Task details →
Reproduce each line of the listing exactly.

Provided data start

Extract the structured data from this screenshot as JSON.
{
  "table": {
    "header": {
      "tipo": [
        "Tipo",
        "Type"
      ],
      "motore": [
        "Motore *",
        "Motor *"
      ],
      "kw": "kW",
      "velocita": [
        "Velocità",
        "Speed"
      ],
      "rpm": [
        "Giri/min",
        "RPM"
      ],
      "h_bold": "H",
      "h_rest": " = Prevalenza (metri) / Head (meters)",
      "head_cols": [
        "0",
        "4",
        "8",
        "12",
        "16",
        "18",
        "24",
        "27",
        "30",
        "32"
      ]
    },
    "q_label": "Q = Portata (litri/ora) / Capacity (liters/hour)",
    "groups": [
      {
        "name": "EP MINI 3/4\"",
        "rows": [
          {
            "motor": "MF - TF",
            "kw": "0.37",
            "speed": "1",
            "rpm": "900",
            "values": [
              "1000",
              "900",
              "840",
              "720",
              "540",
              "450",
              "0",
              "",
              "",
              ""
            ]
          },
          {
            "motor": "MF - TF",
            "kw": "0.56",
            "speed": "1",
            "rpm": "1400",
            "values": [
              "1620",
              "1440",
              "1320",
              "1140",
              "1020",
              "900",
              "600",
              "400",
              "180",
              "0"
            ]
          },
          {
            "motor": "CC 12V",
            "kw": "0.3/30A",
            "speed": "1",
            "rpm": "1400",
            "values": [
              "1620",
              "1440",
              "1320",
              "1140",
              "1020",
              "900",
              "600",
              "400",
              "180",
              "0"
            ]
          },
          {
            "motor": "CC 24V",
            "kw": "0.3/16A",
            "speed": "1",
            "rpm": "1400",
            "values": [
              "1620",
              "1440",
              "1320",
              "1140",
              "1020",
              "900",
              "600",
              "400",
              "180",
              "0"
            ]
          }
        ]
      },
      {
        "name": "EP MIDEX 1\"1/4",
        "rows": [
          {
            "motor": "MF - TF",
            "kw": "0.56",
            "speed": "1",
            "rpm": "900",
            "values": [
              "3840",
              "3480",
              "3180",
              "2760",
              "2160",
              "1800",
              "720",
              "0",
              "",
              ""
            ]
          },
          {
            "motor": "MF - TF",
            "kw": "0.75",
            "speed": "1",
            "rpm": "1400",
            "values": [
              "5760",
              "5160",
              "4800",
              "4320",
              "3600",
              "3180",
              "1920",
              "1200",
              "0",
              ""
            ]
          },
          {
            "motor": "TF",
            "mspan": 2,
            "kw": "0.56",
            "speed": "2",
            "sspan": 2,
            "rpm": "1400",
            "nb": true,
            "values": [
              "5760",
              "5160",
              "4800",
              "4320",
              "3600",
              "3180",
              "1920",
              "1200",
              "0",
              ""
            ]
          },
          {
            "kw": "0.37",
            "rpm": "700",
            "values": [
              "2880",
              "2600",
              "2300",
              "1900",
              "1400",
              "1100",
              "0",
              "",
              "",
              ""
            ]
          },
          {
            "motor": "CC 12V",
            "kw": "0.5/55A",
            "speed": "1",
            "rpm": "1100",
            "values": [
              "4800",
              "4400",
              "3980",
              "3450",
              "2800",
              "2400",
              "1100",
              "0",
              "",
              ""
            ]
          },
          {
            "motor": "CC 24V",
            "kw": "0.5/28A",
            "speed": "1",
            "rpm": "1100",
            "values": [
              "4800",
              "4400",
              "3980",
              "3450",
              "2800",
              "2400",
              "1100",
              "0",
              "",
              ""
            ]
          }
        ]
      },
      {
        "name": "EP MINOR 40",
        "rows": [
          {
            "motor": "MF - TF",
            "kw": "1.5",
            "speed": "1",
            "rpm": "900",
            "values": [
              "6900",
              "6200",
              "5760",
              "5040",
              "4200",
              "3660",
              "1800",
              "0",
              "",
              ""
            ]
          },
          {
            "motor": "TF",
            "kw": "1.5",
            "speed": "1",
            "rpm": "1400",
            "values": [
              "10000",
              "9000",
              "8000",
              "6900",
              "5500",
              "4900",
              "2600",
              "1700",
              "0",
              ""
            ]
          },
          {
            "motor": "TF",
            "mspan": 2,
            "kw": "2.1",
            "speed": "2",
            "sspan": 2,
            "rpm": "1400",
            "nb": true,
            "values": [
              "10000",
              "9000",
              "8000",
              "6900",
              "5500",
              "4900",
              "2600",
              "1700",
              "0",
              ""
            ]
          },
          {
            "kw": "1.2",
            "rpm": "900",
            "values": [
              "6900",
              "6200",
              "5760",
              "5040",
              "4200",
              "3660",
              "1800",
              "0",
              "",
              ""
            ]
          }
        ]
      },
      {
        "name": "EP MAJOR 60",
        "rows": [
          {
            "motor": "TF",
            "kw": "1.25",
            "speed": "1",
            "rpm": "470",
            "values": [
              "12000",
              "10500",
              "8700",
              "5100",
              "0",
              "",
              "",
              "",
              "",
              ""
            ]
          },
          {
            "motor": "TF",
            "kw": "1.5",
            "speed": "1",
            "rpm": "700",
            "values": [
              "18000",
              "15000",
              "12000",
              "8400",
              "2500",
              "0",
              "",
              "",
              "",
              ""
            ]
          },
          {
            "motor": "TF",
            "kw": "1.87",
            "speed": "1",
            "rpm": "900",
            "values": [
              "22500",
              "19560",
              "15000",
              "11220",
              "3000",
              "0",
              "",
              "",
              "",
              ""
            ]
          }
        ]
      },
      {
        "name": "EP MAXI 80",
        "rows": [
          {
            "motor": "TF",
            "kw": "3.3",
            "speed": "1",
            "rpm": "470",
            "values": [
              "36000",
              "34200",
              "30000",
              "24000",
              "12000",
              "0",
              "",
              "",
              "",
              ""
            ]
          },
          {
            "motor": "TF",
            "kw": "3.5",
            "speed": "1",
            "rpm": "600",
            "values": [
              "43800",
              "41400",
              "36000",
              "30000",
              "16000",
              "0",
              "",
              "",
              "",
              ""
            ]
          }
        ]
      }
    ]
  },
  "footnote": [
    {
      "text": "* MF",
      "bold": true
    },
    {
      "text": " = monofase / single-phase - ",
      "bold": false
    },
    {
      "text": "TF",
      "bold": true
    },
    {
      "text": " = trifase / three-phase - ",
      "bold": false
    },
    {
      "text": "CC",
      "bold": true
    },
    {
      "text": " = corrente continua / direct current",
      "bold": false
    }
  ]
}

Provided data end

Written answer →
Extract the structured data from this screenshot as JSON.
{
  "table": {
    "header": {
      "tipo": [
        "Tipo",
        "Type"
      ],
      "motore": [
        "Motore *",
        "Motor *"
      ],
      "kw": "kW",
      "velocita": [
        "Velocità",
        "Speed"
      ],
      "rpm": [
        "Giri/min",
        "RPM"
      ],
      "h_bold": "H",
      "h_rest": " = Prevalenza (metri) / Head (meters)",
      "head_cols": [
        "0",
        "4",
        "8",
        "12",
        "16",
        "18",
        "24",
        "27",
        "30",
        "32"
      ]
    },
    "q_label": "Q = Portata (litri/ora) / Capacity (liters/hour)",
    "groups": [
      {
        "name": "EP MINI 3/4\"",
        "rows": [
          {
            "motor": "MF - TF",
            "kw": "0.37",
            "speed": "1",
            "rpm": "900",
            "values": [
              "1000",
              "900",
              "840",
              "720",
              "540",
              "450",
              "0",
              "",
              "",
              ""
            ]
          },
          {
            "motor": "MF - TF",
            "kw": "0.56",
            "speed": "1",
            "rpm": "1400",
            "values": [
              "1620",
              "1440",
              "1320",
              "1140",
              "1020",
              "900",
              "600",
              "400",
              "180",
              "0"
            ]
          },
          {
            "motor": "CC 12V",
            "kw": "0.3/30A",
            "speed": "1",
            "rpm": "1400",
            "values": [
              "1620",
              "1440",
              "1320",
              "1140",
              "1020",
              "900",
              "600",
              "400",
              "180",
              "0"
            ]
          },
          {
            "motor": "CC 24V",
            "kw": "0.3/16A",
            "speed": "1",
            "rpm": "1400",
            "values": [
              "1620",
              "1440",
              "1320",
              "1140",
              "1020",
              "900",
              "600",
              "400",
              "180",
              "0"
            ]
          }
        ]
      },
      {
        "name": "EP MIDEX 1\"1/4",
        "rows": [
          {
            "motor": "MF - TF",
            "kw": "0.56",
            "speed": "1",
            "rpm": "900",
            "values": [
              "3840",
              "3480",
              "3180",
              "2760",
              "2160",
              "1800",
              "720",
              "0",
              "",
              ""
            ]
          },
          {
            "motor": "MF - TF",
            "kw": "0.75",
            "speed": "1",
            "rpm": "1400",
            "values": [
              "5760",
              "5160",
              "4800",
              "4320",
              "3600",
              "3180",
              "1920",
              "1200",
              "0",
              ""
            ]
          },
          {
            "motor": "TF",
            "mspan": 2,
            "kw": "0.56",
            "speed": "2",
            "sspan": 2,
            "rpm": "1400",
            "nb": true,
            "values": [
              "5760",
              "5160",
              "4800",
              "4320",
              "3600",
              "3180",
              "1920",
              "1200",
              "0",
              ""
            ]
          },
          {
            "kw": "0.37",
            "rpm": "700",
            "values": [
              "2880",
              "2600",
              "2300",
              "1900",
              "1400",
              "1100",
              "0",
              "",
              "",
              ""
            ]
          },
          {
            "motor": "CC 12V",
            "kw": "0.5/55A",
            "speed": "1",
            "rpm": "1100",
            "values": [
              "4800",
              "4400",
              "3980",
              "3450",
              "2800",
              "2400",
              "1100",
              "0",
              "",
              ""
            ]
          },
          {
            "motor": "CC 24V",
            "kw": "0.5/28A",
            "speed": "1",
            "rpm": "1100",
            "values": [
              "4800",
              "4400",
              "3980",
              "3450",
              "2800",
              "2400",
              "1100",
              "0",
              "",
              ""
            ]
          }
        ]
      },
      {
        "name": "EP MINOR 40",
        "rows": [
          {
            "motor": "MF - TF",
            "kw": "1.5",
            "speed": "1",
            "rpm": "900",
            "values": [
              "6900",
              "6200",
              "5760",
              "5040",
              "4200",
              "3660",
              "1800",
              "0",
              "",
              ""
            ]
          },
          {
            "motor": "TF",
            "kw": "1.5",
            "speed": "1",
            "rpm": "1400",
            "values": [
              "10000",
              "9000",
              "8000",
              "6900",
              "5500",
              "4900",
              "2600",
              "1700",
              "0",
              ""
            ]
          },
          {
            "motor": "TF",
            "mspan": 2,
            "kw": "2.1",
            "speed": "2",
            "sspan": 2,
            "rpm": "1400",
            "nb": true,
            "values": [
              "10000",
              "9000",
              "8000",
              "6900",
              "5500",
              "4900",
              "2600",
              "1700",
              "0",
              ""
            ]
          },
          {
            "kw": "1.2",
            "rpm": "900",
            "values": [
              "6900",
              "6200",
              "5760",
              "5040",
              "4200",
              "3660",
              "1800",
              "0",
              "",
              ""
            ]
          }
        ]
      },
      {
        "name": "EP MAJOR 60",
        "rows": [
          {
            "motor": "TF",
            "kw": "1.25",
            "speed": "1",
            "rpm": "470",
            "values": [
              "12000",
              "10500",
              "8700",
              "5100",
              "0",
              "",
              "",
              "",
              "",
              ""
            ]
          },
          {
            "motor": "TF",
            "kw": "1.5",
            "speed": "1",
            "rpm": "700",
            "values": [
              "18000",
              "15000",
              "12000",
              "8400",
              "2500",
              "0",
              "",
              "",
              "",
              ""
            ]
          },
          {
            "motor": "TF",
            "kw": "1.87",
            "speed": "1",
            "rpm": "900",
            "values": [
              "22500",
              "19560",
              "15000",
              "11220",
              "3000",
              "0",
              "",
              "",
              "",
              ""
            ]
          }
        ]
      },
      {
        "name": "EP MAXI 80",
        "rows": [
          {
            "motor": "TF",
            "kw": "3.3",
            "speed": "1",
            "rpm": "470",
            "values": [
              "36000",
              "34200",
              "30000",
              "24000",
              "12000",
              "0",
              "",
              "",
              "",
              ""
            ]
          },
          {
            "motor": "TF",
            "kw": "3.5",
            "speed": "1",
            "rpm": "600",
            "values": [
              "43800",
              "41400",
              "36000",
              "30000",
              "16000",
              "0",
              "",
              "",
              "",
              ""
            ]
          }
        ]
      }
    ]
  },
  "footnote": [
    {
      "text": "* MF",
      "bold": true
    },
    {
      "text": " = monofase / single-phase - ",
      "bold": false
    },
    {
      "text": "TF",
      "bold": true
    },
    {
      "text": " = trifase / three-phase - ",
      "bold": false
    },
    {
      "text": "CC",
      "bold": true
    },
    {
      "text": " = corrente continua / direct current",
      "bold": false
    }
  ]
}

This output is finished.